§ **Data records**
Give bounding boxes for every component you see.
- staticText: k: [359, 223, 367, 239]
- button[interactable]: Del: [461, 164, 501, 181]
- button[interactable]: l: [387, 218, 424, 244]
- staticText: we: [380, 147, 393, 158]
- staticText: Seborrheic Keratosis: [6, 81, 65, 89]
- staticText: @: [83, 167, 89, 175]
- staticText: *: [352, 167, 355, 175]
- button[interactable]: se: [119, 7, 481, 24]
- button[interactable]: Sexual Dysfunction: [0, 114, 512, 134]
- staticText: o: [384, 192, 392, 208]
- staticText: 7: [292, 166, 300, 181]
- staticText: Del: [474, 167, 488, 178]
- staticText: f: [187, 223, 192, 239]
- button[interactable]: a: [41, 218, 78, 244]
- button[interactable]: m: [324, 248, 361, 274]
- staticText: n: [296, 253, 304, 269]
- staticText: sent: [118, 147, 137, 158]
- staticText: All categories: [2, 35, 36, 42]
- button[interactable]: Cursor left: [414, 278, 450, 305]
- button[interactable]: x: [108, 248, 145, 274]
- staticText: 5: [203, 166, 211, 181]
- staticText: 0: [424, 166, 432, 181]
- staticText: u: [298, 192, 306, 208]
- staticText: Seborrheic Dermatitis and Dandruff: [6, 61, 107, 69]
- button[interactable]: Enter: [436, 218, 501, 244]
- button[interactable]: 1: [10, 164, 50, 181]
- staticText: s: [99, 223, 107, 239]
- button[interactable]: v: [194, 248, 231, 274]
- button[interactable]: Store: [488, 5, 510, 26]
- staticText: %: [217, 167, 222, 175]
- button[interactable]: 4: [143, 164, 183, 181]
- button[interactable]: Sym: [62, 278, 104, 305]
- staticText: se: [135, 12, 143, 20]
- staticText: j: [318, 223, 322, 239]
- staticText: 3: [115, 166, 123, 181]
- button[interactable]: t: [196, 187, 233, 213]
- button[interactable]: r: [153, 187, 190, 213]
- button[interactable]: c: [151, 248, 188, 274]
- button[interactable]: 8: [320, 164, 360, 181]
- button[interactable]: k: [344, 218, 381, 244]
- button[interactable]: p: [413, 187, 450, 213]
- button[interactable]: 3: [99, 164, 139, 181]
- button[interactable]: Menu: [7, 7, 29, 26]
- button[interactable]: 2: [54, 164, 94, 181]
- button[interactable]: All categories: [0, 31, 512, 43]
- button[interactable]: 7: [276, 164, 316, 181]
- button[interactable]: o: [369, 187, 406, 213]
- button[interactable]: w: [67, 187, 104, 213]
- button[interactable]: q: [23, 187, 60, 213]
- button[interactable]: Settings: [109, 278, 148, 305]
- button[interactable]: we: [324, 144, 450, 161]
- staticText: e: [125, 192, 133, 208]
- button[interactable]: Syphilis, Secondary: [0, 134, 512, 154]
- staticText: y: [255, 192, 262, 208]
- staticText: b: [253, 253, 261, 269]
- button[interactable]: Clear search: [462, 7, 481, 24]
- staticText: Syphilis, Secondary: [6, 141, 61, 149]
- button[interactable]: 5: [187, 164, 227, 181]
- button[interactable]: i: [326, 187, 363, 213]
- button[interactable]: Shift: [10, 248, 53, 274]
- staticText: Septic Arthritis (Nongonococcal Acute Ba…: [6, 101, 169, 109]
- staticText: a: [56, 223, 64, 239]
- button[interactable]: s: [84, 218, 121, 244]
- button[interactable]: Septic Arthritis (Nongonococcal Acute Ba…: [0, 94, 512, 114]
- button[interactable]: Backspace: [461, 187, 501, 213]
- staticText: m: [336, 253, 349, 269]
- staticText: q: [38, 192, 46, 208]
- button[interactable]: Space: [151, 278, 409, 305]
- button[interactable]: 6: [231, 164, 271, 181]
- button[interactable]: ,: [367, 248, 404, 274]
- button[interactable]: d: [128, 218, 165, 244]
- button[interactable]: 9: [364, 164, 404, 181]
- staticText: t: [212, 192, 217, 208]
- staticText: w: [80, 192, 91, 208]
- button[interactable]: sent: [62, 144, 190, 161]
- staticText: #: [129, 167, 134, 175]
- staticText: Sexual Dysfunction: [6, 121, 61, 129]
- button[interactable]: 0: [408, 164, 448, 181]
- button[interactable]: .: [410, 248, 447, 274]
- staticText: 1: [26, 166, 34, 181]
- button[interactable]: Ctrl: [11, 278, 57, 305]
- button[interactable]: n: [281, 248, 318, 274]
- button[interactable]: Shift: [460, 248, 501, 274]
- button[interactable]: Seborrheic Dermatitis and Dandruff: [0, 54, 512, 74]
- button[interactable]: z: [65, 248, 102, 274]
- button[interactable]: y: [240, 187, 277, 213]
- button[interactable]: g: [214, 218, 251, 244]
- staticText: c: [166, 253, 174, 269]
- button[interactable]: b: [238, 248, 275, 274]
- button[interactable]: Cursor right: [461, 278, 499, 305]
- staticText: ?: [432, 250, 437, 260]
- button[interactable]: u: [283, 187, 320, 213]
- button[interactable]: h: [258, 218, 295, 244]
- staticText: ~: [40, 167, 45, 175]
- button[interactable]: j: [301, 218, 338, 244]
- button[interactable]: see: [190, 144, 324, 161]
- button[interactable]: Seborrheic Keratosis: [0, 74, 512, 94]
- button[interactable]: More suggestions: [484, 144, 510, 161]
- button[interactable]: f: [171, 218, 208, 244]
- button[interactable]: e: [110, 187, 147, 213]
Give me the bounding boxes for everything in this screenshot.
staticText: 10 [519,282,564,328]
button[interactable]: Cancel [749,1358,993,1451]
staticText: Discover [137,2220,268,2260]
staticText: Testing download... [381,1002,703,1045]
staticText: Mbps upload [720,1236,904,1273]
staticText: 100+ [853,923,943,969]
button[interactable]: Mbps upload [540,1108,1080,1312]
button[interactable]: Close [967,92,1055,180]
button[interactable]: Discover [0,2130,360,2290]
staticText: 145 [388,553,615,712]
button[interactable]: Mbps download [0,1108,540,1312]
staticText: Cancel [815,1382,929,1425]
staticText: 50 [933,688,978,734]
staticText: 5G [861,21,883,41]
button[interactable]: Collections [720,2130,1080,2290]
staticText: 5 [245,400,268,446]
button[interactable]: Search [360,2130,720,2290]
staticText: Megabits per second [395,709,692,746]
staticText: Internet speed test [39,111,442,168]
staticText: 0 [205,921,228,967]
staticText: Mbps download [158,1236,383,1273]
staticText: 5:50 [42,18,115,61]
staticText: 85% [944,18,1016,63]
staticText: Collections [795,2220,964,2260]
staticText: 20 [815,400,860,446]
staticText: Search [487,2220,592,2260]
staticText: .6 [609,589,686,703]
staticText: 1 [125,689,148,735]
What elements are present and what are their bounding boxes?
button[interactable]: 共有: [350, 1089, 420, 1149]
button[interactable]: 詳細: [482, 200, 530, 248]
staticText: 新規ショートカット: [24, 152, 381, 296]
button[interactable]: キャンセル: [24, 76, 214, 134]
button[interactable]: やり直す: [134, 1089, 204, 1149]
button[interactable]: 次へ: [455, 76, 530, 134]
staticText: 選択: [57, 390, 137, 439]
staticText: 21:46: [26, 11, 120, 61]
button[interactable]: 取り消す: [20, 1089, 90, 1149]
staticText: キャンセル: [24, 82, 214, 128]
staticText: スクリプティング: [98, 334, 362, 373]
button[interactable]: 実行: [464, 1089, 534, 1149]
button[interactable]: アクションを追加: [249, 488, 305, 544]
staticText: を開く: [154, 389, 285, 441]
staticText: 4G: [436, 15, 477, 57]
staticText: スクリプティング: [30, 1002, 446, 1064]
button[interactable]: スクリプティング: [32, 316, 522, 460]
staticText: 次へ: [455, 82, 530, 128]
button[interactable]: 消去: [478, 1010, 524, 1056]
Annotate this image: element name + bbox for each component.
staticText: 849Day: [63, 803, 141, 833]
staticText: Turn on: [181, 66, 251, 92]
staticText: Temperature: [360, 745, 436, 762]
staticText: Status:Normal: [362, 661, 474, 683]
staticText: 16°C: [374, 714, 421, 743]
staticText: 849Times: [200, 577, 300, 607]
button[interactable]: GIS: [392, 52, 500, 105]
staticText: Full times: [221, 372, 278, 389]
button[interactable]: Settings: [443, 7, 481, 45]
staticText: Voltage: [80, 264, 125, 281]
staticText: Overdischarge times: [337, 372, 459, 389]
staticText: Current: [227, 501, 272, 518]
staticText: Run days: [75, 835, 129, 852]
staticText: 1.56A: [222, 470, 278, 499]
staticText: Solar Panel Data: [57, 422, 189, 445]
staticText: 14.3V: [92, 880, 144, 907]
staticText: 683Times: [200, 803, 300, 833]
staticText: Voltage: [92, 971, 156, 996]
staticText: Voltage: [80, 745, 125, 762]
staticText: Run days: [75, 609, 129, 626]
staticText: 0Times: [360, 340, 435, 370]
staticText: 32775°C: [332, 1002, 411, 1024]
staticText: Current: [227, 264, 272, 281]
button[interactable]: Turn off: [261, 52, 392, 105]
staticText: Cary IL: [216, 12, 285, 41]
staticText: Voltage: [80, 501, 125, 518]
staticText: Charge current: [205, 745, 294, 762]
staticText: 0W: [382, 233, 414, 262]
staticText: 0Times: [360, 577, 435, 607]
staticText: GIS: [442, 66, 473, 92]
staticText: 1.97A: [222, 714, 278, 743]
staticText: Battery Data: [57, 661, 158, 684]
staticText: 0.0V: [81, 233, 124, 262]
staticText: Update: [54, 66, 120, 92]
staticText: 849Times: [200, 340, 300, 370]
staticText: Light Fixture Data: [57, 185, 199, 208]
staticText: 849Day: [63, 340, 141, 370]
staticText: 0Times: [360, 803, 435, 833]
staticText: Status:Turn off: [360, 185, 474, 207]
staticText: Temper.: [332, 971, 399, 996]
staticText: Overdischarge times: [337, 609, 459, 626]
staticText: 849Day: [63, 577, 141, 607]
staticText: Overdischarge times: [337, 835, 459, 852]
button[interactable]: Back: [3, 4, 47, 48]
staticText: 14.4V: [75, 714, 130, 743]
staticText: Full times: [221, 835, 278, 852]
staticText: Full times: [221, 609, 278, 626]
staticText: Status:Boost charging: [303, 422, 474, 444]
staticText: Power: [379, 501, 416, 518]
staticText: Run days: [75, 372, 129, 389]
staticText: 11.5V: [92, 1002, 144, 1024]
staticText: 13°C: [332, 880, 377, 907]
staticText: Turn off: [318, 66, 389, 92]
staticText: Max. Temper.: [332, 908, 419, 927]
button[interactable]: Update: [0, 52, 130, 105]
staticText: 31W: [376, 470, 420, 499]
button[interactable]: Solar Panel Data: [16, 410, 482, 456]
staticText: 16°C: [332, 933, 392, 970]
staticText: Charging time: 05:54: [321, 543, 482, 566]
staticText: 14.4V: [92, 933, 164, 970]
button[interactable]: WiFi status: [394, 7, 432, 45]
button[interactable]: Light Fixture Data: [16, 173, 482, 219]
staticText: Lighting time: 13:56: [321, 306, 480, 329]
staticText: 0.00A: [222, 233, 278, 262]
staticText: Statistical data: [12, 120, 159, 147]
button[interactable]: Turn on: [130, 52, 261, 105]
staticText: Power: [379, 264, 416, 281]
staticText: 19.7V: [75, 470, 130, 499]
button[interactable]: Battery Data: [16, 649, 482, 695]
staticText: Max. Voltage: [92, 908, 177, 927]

§ **PROMPT**
Lay out the lines of the records as a JSON list of strings, one string per line, from the first line through the line containing "- staticText: we: [380, 147, 393, 158]". Leave out any blank lines.

§ **REPLY**
[
  "Give bounding boxes for every component you see.",
  "- staticText: k: [359, 223, 367, 239]",
  "- button[interactable]: Del: [461, 164, 501, 181]",
  "- button[interactable]: l: [387, 218, 424, 244]",
  "- staticText: we: [380, 147, 393, 158]"
]